**WHAT YOU ARE ASKED TO DO:**
Wherever the word "grid" appears in the entries, copy the whole line.

Records from a data collection
+++++
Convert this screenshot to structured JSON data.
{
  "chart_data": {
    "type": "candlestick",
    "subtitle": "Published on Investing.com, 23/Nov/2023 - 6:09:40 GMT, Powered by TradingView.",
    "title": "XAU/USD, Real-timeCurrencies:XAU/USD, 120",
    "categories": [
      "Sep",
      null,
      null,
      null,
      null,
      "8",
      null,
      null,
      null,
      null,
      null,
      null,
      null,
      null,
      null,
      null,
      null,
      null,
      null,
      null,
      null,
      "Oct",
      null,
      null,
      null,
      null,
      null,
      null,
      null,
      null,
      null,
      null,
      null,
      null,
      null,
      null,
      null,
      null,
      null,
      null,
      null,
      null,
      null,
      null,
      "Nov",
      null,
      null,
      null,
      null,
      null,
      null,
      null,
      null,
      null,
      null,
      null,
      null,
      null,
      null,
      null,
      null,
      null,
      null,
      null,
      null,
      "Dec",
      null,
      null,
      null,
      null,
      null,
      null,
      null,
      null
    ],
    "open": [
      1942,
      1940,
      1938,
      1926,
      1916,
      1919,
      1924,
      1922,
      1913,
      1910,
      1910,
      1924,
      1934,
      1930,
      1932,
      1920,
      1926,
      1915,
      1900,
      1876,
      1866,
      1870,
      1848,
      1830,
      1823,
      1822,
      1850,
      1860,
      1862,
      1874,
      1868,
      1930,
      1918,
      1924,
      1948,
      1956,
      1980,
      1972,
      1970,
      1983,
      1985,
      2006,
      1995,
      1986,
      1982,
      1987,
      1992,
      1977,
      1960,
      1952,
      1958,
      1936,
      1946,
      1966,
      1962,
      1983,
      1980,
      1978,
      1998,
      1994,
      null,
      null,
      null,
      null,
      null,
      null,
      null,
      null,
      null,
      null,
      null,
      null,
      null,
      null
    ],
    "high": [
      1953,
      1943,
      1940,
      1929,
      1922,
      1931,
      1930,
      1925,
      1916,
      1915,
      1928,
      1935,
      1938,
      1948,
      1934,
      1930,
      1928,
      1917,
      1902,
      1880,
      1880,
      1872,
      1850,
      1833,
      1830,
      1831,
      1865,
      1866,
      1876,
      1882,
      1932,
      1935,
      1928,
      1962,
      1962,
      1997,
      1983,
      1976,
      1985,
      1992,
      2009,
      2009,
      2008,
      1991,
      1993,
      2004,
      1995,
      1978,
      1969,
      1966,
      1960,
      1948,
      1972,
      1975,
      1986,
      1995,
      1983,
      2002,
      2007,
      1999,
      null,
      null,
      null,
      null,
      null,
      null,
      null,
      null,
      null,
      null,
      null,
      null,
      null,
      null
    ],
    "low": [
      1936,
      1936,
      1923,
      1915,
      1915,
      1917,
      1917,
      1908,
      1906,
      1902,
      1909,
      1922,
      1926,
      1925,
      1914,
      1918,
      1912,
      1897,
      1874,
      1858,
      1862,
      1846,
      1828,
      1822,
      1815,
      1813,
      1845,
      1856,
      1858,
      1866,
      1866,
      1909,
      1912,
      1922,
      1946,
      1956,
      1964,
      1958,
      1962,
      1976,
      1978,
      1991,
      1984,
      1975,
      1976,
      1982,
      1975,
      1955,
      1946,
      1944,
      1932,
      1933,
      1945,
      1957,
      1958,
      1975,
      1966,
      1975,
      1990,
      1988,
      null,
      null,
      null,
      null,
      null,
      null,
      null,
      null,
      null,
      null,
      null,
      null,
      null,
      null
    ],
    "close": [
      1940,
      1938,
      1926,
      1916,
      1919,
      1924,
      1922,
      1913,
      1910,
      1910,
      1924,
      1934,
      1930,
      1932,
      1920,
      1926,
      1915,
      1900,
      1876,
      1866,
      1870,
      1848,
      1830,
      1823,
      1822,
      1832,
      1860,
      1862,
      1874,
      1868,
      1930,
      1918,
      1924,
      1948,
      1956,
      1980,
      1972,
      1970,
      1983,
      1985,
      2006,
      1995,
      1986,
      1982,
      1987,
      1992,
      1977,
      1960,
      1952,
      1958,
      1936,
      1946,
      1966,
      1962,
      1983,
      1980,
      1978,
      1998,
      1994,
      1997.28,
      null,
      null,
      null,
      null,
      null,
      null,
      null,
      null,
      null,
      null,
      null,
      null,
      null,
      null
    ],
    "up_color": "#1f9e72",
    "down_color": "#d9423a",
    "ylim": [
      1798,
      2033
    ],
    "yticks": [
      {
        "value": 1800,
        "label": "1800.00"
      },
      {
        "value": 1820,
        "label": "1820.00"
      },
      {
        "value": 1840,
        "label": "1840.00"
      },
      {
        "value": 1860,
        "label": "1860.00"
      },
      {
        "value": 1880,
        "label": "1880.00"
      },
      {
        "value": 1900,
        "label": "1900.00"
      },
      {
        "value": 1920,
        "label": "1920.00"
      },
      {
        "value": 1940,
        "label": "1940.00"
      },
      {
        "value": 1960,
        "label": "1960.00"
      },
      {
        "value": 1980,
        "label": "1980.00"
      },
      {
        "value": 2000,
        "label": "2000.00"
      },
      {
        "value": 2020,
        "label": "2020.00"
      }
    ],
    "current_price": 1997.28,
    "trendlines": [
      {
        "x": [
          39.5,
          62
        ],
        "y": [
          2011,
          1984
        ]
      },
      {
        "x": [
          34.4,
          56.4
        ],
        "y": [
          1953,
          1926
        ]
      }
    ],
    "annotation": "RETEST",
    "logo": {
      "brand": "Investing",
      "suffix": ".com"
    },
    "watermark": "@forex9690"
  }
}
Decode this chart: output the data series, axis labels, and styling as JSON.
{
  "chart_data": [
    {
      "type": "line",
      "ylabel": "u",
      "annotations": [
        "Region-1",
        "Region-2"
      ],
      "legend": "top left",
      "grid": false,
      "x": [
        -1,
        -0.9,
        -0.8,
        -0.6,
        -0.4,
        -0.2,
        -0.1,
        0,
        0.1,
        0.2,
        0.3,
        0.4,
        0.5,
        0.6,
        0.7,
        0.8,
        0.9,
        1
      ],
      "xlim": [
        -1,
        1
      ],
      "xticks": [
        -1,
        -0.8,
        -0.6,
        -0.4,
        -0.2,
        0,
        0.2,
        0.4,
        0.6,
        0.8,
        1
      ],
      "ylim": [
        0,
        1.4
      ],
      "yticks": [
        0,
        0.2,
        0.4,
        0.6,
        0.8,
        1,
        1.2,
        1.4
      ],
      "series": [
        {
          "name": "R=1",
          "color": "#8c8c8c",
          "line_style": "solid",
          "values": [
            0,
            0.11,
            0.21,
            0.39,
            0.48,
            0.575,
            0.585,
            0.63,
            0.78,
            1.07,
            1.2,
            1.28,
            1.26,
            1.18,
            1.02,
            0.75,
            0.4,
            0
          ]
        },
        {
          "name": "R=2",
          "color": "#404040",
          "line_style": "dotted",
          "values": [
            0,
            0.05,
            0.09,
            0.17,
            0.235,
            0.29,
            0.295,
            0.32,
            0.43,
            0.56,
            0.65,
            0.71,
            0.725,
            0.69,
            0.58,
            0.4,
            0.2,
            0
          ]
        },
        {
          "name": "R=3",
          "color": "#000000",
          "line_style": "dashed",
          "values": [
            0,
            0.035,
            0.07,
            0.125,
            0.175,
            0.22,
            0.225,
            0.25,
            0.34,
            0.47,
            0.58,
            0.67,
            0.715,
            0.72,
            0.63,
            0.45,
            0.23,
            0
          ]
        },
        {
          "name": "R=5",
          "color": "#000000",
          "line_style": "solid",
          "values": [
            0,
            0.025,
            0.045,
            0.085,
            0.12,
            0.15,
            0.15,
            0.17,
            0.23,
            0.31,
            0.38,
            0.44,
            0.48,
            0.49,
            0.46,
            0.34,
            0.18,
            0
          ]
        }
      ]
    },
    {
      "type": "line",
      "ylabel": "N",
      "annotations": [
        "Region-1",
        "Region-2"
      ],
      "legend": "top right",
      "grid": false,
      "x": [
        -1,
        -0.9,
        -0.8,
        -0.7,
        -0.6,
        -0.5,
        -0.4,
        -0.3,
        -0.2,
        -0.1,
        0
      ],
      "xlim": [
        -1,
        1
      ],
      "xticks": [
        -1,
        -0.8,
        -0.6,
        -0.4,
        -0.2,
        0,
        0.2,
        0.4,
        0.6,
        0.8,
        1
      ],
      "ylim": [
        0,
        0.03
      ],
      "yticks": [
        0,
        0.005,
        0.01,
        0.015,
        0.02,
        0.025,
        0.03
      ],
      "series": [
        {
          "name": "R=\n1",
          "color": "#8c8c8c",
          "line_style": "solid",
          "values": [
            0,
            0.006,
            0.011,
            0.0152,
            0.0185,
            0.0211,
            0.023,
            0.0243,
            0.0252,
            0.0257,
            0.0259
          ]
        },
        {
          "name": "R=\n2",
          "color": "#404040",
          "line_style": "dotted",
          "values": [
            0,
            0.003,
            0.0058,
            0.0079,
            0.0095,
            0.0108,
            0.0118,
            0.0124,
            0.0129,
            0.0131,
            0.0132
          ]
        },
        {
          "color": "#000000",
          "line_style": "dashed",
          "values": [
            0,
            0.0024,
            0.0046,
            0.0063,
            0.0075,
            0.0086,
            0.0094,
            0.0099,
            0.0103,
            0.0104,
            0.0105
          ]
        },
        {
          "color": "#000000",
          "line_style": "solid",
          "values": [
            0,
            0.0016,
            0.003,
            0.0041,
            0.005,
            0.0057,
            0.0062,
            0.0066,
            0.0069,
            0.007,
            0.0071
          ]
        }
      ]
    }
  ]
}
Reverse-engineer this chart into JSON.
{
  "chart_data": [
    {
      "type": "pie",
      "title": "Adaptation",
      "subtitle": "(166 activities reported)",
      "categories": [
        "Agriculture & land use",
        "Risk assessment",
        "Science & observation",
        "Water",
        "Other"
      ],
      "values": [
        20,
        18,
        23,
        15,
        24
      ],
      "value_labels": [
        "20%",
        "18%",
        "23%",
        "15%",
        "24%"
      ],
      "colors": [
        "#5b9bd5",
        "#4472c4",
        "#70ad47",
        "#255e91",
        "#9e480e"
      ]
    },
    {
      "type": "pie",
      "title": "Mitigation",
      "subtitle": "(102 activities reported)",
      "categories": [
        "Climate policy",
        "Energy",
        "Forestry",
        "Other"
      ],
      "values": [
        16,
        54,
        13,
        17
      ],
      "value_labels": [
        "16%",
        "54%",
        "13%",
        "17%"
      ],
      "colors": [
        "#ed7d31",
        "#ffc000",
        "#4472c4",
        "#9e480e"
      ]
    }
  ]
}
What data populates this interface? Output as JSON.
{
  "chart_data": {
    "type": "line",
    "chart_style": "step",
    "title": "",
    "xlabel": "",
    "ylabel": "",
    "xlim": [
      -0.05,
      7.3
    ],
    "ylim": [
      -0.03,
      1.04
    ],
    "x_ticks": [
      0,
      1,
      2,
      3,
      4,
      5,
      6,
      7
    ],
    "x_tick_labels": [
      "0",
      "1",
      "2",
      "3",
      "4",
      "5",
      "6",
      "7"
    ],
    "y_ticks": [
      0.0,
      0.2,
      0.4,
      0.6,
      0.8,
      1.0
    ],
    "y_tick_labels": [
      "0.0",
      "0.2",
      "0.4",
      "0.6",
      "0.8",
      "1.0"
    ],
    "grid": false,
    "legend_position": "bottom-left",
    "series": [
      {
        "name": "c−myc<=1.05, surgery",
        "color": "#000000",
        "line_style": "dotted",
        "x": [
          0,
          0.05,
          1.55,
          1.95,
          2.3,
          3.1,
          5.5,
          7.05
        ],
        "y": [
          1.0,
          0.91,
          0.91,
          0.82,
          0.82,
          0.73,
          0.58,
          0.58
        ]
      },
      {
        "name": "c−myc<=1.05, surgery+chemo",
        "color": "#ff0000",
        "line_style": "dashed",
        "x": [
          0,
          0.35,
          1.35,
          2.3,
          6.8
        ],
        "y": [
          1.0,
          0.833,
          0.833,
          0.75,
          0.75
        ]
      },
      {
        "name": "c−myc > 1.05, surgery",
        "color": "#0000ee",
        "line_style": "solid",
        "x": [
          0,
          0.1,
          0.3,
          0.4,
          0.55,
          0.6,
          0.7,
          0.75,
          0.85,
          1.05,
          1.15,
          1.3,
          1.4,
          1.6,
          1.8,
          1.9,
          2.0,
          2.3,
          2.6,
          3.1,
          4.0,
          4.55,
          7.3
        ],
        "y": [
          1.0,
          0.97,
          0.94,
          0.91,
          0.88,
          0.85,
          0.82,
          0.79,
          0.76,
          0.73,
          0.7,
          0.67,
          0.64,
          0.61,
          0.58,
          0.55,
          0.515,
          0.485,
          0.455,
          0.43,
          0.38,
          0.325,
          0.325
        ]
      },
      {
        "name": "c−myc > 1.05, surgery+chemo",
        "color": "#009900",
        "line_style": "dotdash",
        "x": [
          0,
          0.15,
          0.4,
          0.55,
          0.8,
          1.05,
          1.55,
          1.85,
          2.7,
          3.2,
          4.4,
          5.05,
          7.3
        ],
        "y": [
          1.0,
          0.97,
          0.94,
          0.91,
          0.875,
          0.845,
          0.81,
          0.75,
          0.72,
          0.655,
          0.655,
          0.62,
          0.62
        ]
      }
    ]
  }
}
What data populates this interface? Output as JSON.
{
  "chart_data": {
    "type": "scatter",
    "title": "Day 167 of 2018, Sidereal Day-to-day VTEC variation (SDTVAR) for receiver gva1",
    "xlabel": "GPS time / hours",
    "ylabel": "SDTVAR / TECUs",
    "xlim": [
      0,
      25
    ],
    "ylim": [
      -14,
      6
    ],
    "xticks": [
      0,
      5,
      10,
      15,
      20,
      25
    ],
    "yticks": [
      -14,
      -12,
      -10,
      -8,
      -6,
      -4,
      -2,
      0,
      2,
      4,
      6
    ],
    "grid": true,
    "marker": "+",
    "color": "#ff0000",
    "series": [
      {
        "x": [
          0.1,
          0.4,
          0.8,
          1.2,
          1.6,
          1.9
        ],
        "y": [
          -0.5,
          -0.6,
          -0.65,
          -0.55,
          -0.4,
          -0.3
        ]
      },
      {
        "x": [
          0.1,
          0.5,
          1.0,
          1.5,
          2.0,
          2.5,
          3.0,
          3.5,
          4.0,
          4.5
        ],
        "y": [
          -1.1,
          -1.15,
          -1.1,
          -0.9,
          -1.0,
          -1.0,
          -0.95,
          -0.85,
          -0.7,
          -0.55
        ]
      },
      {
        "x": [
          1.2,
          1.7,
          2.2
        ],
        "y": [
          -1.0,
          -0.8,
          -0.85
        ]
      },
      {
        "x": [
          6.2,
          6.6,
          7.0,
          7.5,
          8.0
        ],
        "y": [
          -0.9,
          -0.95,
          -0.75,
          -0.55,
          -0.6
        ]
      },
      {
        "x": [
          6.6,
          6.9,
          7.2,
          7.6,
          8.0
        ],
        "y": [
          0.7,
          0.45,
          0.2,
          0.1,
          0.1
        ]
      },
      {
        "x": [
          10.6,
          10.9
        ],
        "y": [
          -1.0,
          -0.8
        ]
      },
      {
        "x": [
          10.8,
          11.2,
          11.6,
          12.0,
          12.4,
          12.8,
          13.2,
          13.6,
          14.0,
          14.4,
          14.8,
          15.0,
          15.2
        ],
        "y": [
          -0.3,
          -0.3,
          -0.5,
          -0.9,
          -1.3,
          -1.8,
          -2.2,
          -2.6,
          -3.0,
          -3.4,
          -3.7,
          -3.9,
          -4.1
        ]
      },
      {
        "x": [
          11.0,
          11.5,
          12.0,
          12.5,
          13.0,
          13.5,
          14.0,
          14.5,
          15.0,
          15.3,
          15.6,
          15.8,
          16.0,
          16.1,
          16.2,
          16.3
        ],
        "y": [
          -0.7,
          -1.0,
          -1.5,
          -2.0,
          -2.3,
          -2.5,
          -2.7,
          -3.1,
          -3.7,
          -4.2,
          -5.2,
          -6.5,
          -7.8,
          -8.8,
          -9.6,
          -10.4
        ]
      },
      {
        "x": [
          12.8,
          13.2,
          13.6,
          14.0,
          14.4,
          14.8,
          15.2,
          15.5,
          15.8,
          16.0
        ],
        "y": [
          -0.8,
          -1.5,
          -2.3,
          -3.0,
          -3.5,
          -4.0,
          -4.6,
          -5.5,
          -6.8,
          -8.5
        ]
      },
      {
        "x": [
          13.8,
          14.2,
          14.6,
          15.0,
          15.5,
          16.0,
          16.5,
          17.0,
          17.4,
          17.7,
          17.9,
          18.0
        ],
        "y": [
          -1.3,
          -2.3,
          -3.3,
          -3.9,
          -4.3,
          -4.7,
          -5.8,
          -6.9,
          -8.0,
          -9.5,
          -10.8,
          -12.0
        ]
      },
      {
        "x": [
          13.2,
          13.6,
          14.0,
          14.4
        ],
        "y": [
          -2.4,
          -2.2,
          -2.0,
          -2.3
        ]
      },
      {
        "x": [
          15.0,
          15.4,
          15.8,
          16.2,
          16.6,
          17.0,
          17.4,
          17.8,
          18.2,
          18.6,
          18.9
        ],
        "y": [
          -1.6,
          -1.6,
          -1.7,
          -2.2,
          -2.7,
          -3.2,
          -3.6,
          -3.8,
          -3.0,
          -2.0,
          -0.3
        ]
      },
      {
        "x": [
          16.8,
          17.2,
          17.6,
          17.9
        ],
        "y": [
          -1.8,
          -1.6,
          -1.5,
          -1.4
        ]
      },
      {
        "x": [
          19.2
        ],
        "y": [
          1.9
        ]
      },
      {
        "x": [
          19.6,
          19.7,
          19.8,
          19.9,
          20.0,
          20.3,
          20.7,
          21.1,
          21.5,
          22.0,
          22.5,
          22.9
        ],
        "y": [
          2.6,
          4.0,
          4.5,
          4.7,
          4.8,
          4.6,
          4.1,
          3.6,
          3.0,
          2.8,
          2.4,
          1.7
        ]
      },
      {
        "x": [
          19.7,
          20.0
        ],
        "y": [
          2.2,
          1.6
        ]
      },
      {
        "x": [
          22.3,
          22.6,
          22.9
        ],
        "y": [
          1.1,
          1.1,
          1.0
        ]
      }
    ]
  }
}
+++++
**SOLUTION FOR THIS EXERCISE:**
      "grid": false,
      "grid": false,
    "grid": false,
    "grid": true,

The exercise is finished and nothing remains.